Task instructions. Swap "legend-swatch" for "legend-marker" in the lines running from the start through the line containing "bar — [263, 420, 276, 427]", and change nothing else. Give back only those lines.

Material supplied.
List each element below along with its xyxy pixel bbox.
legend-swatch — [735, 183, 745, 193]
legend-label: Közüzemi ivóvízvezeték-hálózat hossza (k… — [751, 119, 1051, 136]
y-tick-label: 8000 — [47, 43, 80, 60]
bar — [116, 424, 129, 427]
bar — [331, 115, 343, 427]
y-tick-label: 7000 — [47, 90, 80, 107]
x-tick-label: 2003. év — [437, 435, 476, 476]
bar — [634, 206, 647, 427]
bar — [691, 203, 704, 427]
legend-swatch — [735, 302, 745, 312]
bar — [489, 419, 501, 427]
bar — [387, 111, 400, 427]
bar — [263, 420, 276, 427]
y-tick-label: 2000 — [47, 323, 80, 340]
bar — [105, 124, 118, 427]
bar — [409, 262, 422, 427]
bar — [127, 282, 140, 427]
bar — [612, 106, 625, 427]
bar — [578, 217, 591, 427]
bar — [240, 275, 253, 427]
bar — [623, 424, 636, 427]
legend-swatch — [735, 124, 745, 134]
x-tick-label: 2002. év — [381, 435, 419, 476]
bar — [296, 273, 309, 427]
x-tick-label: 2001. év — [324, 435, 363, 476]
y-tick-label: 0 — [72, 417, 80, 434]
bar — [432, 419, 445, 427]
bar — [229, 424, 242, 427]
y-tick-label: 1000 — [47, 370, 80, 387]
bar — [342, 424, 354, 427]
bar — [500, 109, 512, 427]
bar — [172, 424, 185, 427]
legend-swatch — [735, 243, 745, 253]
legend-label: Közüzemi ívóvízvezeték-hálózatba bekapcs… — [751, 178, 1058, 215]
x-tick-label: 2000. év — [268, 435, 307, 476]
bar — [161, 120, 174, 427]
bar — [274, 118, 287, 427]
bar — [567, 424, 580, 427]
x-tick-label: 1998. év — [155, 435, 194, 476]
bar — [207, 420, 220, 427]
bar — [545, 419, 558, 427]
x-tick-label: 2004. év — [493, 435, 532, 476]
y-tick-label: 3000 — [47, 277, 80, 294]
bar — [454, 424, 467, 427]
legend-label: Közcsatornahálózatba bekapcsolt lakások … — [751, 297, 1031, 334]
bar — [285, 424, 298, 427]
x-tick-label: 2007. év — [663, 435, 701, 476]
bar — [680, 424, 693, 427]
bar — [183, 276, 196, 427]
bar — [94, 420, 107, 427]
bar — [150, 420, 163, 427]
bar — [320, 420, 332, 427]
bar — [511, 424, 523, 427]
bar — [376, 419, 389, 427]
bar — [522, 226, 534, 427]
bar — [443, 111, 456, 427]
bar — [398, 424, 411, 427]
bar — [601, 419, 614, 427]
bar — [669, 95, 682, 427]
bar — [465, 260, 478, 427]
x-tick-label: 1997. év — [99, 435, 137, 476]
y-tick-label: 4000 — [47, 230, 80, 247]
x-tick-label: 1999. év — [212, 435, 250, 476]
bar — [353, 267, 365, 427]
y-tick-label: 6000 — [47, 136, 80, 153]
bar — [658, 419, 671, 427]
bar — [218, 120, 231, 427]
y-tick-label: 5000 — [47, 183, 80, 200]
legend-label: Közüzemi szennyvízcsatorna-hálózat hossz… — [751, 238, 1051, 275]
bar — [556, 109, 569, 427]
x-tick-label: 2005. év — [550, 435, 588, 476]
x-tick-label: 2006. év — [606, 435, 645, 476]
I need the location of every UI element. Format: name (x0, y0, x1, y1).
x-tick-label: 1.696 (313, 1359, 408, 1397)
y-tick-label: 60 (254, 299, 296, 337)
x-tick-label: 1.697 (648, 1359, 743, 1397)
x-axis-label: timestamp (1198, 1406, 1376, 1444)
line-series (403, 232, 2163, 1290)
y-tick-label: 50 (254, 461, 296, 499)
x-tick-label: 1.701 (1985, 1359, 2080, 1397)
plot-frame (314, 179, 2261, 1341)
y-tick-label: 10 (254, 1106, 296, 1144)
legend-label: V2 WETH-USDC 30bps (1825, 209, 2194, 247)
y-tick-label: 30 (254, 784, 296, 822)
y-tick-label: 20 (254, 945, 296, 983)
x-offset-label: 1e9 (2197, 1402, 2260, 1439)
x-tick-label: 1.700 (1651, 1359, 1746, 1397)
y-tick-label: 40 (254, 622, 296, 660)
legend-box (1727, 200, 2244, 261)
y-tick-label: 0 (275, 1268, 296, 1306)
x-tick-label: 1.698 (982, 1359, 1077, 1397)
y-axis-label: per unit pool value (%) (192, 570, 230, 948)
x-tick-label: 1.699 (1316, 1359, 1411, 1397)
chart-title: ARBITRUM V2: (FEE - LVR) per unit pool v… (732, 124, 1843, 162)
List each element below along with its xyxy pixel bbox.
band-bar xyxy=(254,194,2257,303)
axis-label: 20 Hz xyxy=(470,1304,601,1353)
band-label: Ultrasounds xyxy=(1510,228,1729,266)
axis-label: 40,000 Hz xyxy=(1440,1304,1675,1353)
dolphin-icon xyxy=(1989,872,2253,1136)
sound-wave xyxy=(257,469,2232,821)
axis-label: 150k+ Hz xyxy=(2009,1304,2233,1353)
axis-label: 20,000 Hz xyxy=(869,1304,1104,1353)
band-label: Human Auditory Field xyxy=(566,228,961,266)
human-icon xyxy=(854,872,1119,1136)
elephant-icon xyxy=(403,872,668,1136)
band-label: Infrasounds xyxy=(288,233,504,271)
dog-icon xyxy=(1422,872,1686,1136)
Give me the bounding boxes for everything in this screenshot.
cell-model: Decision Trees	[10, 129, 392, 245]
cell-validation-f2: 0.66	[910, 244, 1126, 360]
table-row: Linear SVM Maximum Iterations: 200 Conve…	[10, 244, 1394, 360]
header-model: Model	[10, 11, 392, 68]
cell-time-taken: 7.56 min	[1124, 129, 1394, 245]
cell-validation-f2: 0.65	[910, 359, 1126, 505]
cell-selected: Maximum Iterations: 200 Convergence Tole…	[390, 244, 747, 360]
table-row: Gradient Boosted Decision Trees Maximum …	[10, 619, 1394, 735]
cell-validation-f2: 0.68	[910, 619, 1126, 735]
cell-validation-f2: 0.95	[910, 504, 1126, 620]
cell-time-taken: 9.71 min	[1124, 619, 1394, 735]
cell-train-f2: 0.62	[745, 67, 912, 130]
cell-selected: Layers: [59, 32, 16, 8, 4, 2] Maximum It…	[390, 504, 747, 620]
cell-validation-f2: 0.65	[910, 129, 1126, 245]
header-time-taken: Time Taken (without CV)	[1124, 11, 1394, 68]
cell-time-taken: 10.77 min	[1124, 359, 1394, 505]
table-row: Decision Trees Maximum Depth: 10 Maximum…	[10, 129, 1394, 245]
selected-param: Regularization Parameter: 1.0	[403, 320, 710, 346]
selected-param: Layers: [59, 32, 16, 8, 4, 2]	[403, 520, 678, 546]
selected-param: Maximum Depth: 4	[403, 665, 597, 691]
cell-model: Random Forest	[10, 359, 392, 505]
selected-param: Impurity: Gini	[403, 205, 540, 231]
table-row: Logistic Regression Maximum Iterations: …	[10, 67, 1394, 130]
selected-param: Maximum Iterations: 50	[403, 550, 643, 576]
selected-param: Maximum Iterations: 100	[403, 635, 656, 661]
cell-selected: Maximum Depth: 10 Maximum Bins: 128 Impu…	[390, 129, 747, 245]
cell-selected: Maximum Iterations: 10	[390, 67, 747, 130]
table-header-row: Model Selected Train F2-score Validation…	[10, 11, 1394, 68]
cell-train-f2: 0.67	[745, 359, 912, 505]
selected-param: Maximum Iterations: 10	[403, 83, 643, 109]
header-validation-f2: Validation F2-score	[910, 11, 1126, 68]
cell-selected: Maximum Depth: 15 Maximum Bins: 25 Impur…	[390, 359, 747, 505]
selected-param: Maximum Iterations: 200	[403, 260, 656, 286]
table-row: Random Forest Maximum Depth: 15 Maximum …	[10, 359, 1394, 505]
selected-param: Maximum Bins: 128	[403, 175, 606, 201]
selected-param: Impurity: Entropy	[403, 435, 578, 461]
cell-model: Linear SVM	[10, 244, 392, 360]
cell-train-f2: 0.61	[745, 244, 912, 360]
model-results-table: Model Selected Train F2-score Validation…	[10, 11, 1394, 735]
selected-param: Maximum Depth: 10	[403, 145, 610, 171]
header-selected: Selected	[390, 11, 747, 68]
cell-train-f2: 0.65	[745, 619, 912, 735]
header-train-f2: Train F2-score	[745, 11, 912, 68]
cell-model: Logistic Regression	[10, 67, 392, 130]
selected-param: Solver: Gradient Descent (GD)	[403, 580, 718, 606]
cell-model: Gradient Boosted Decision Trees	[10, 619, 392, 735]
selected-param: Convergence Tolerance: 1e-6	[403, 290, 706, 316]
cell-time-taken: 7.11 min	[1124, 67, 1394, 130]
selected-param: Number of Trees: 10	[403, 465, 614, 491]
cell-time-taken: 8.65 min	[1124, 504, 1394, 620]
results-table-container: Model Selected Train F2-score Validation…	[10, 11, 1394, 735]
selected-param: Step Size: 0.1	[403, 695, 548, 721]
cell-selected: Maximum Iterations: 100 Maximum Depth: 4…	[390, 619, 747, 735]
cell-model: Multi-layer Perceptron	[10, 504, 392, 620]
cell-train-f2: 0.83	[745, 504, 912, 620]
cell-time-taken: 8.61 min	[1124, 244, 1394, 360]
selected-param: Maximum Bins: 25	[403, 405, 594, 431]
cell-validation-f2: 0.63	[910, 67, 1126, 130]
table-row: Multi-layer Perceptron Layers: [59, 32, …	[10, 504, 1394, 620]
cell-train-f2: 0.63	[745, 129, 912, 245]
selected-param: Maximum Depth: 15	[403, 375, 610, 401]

Result below.
List each element below along with its xyxy pixel bbox.
legend-marker — [735, 183, 745, 193]
legend-label: Közüzemi ivóvízvezeték-hálózat hossza (k… — [751, 119, 1051, 136]
y-tick-label: 8000 — [47, 43, 80, 60]
bar — [116, 424, 129, 427]
bar — [331, 115, 343, 427]
y-tick-label: 7000 — [47, 90, 80, 107]
x-tick-label: 2003. év — [437, 435, 476, 476]
bar — [634, 206, 647, 427]
bar — [691, 203, 704, 427]
legend-marker — [735, 302, 745, 312]
bar — [489, 419, 501, 427]
bar — [387, 111, 400, 427]
bar — [263, 420, 276, 427]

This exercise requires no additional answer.